## begin Records provided
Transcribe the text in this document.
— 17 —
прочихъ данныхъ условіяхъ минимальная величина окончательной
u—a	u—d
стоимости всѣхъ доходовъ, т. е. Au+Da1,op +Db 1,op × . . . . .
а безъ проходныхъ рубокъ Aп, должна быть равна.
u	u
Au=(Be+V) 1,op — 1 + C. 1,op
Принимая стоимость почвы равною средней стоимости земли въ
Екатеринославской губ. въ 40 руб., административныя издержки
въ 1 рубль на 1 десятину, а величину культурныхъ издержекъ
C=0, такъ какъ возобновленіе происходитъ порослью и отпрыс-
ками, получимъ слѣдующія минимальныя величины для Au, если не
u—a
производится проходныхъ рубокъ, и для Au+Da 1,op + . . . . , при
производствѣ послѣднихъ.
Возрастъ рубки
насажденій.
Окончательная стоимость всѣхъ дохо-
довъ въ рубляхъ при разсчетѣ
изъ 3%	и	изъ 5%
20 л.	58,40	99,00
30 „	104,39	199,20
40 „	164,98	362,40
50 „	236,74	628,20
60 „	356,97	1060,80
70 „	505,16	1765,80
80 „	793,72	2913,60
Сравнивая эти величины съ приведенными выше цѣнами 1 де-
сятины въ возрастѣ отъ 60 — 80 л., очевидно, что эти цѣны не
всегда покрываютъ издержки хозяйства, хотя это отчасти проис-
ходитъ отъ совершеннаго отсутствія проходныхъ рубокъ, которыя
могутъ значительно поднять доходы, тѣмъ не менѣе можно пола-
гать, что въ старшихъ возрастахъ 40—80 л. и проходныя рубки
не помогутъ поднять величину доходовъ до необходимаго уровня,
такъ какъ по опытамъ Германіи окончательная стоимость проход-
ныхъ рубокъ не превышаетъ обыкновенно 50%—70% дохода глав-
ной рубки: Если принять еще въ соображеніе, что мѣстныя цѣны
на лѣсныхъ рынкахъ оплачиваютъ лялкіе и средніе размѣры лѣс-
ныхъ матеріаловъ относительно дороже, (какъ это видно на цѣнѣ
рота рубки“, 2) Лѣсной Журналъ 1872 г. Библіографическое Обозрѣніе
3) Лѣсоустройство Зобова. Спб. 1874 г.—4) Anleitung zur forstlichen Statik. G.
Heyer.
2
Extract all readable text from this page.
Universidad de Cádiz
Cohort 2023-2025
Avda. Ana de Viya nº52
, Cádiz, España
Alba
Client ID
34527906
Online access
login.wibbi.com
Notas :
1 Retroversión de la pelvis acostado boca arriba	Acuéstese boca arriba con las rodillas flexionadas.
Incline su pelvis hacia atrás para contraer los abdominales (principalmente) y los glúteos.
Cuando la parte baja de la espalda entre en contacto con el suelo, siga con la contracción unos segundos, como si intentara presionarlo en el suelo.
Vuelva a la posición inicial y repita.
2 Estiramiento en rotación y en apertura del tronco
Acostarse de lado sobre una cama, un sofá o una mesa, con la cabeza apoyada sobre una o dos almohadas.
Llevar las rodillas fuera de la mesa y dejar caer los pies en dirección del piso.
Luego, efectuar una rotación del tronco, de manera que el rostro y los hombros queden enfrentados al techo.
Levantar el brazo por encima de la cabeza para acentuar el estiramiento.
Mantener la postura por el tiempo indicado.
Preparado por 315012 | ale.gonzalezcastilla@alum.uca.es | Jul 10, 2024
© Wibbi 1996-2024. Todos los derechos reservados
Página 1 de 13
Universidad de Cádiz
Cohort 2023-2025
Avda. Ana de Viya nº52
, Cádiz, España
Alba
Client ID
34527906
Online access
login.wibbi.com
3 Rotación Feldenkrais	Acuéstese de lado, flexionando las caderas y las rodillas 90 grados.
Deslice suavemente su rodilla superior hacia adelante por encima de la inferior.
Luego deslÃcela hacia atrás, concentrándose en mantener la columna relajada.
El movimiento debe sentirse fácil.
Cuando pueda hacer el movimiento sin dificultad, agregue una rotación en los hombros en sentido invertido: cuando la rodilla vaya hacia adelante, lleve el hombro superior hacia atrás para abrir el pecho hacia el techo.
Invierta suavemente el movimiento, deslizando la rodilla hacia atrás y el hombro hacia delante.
## end Records provided
Using the data above, reproduce every line exactly.

▶ _Final answer_:
Transcribe the text in this document.
— 17 —
прочихъ данныхъ условіяхъ минимальная величина окончательной
u—a	u—d
стоимости всѣхъ доходовъ, т. е. Au+Da1,op +Db 1,op × . . . . .
а безъ проходныхъ рубокъ Aп, должна быть равна.
u	u
Au=(Be+V) 1,op — 1 + C. 1,op
Принимая стоимость почвы равною средней стоимости земли въ
Екатеринославской губ. въ 40 руб., административныя издержки
въ 1 рубль на 1 десятину, а величину культурныхъ издержекъ
C=0, такъ какъ возобновленіе происходитъ порослью и отпрыс-
ками, получимъ слѣдующія минимальныя величины для Au, если не
u—a
производится проходныхъ рубокъ, и для Au+Da 1,op + . . . . , при
производствѣ послѣднихъ.
Возрастъ рубки
насажденій.
Окончательная стоимость всѣхъ дохо-
довъ въ рубляхъ при разсчетѣ
изъ 3%	и	изъ 5%
20 л.	58,40	99,00
30 „	104,39	199,20
40 „	164,98	362,40
50 „	236,74	628,20
60 „	356,97	1060,80
70 „	505,16	1765,80
80 „	793,72	2913,60
Сравнивая эти величины съ приведенными выше цѣнами 1 де-
сятины въ возрастѣ отъ 60 — 80 л., очевидно, что эти цѣны не
всегда покрываютъ издержки хозяйства, хотя это отчасти проис-
ходитъ отъ совершеннаго отсутствія проходныхъ рубокъ, которыя
могутъ значительно поднять доходы, тѣмъ не менѣе можно пола-
гать, что въ старшихъ возрастахъ 40—80 л. и проходныя рубки
не помогутъ поднять величину доходовъ до необходимаго уровня,
такъ какъ по опытамъ Германіи окончательная стоимость проход-
ныхъ рубокъ не превышаетъ обыкновенно 50%—70% дохода глав-
ной рубки: Если принять еще въ соображеніе, что мѣстныя цѣны
на лѣсныхъ рынкахъ оплачиваютъ лялкіе и средніе размѣры лѣс-
ныхъ матеріаловъ относительно дороже, (какъ это видно на цѣнѣ
рота рубки“, 2) Лѣсной Журналъ 1872 г. Библіографическое Обозрѣніе
3) Лѣсоустройство Зобова. Спб. 1874 г.—4) Anleitung zur forstlichen Statik. G.
Heyer.
2
Extract all readable text from this page.
Universidad de Cádiz
Cohort 2023-2025
Avda. Ana de Viya nº52
, Cádiz, España
Alba
Client ID
34527906
Online access
login.wibbi.com
Notas :
1 Retroversión de la pelvis acostado boca arriba	Acuéstese boca arriba con las rodillas flexionadas.
Incline su pelvis hacia atrás para contraer los abdominales (principalmente) y los glúteos.
Cuando la parte baja de la espalda entre en contacto con el suelo, siga con la contracción unos segundos, como si intentara presionarlo en el suelo.
Vuelva a la posición inicial y repita.
2 Estiramiento en rotación y en apertura del tronco
Acostarse de lado sobre una cama, un sofá o una mesa, con la cabeza apoyada sobre una o dos almohadas.
Llevar las rodillas fuera de la mesa y dejar caer los pies en dirección del piso.
Luego, efectuar una rotación del tronco, de manera que el rostro y los hombros queden enfrentados al techo.
Levantar el brazo por encima de la cabeza para acentuar el estiramiento.
Mantener la postura por el tiempo indicado.
Preparado por 315012 | ale.gonzalezcastilla@alum.uca.es | Jul 10, 2024
© Wibbi 1996-2024. Todos los derechos reservados
Página 1 de 13
Universidad de Cádiz
Cohort 2023-2025
Avda. Ana de Viya nº52
, Cádiz, España
Alba
Client ID
34527906
Online access
login.wibbi.com
3 Rotación Feldenkrais	Acuéstese de lado, flexionando las caderas y las rodillas 90 grados.
Deslice suavemente su rodilla superior hacia adelante por encima de la inferior.
Luego deslÃcela hacia atrás, concentrándose en mantener la columna relajada.
El movimiento debe sentirse fácil.
Cuando pueda hacer el movimiento sin dificultad, agregue una rotación en los hombros en sentido invertido: cuando la rodilla vaya hacia adelante, lleve el hombro superior hacia atrás para abrir el pecho hacia el techo.
Invierta suavemente el movimiento, deslizando la rodilla hacia atrás y el hombro hacia delante.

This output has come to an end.